**REQUIRED WORK**
Output the material beneath this task exactly, images excluded.

**SUPPLIED MATERIAL**
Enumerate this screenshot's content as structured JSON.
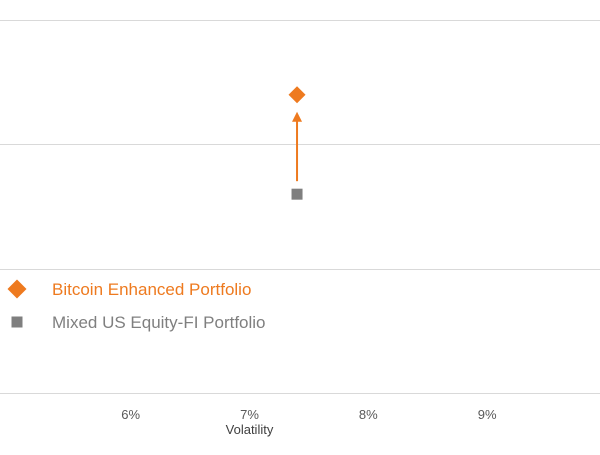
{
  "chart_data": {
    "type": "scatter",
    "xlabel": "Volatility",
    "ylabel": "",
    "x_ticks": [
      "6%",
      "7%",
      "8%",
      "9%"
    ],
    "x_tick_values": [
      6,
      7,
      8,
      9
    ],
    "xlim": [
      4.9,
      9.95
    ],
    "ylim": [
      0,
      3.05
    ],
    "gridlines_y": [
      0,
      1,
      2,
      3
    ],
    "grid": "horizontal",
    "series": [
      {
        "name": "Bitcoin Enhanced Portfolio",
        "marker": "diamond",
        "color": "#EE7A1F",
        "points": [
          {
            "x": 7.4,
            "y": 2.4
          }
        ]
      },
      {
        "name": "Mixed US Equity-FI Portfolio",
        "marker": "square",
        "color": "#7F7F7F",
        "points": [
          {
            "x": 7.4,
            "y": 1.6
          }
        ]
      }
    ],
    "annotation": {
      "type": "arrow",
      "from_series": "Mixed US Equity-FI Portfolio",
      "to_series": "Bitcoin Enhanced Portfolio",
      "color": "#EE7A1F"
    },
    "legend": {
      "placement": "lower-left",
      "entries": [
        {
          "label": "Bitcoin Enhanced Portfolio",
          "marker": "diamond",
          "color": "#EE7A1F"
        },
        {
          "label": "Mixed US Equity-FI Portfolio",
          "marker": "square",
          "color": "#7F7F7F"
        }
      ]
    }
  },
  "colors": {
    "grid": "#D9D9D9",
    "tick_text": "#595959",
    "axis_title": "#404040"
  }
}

**EXERCISE OUTPUT**
Enumerate this screenshot's content as structured JSON.
{
  "chart_data": {
    "type": "scatter",
    "xlabel": "Volatility",
    "ylabel": "",
    "x_ticks": [
      "6%",
      "7%",
      "8%",
      "9%"
    ],
    "x_tick_values": [
      6,
      7,
      8,
      9
    ],
    "xlim": [
      4.9,
      9.95
    ],
    "ylim": [
      0,
      3.05
    ],
    "gridlines_y": [
      0,
      1,
      2,
      3
    ],
    "grid": "horizontal",
    "series": [
      {
        "name": "Bitcoin Enhanced Portfolio",
        "marker": "diamond",
        "color": "#EE7A1F",
        "points": [
          {
            "x": 7.4,
            "y": 2.4
          }
        ]
      },
      {
        "name": "Mixed US Equity-FI Portfolio",
        "marker": "square",
        "color": "#7F7F7F",
        "points": [
          {
            "x": 7.4,
            "y": 1.6
          }
        ]
      }
    ],
    "annotation": {
      "type": "arrow",
      "from_series": "Mixed US Equity-FI Portfolio",
      "to_series": "Bitcoin Enhanced Portfolio",
      "color": "#EE7A1F"
    },
    "legend": {
      "placement": "lower-left",
      "entries": [
        {
          "label": "Bitcoin Enhanced Portfolio",
          "marker": "diamond",
          "color": "#EE7A1F"
        },
        {
          "label": "Mixed US Equity-FI Portfolio",
          "marker": "square",
          "color": "#7F7F7F"
        }
      ]
    }
  },
  "colors": {
    "grid": "#D9D9D9",
    "tick_text": "#595959",
    "axis_title": "#404040"
  }
}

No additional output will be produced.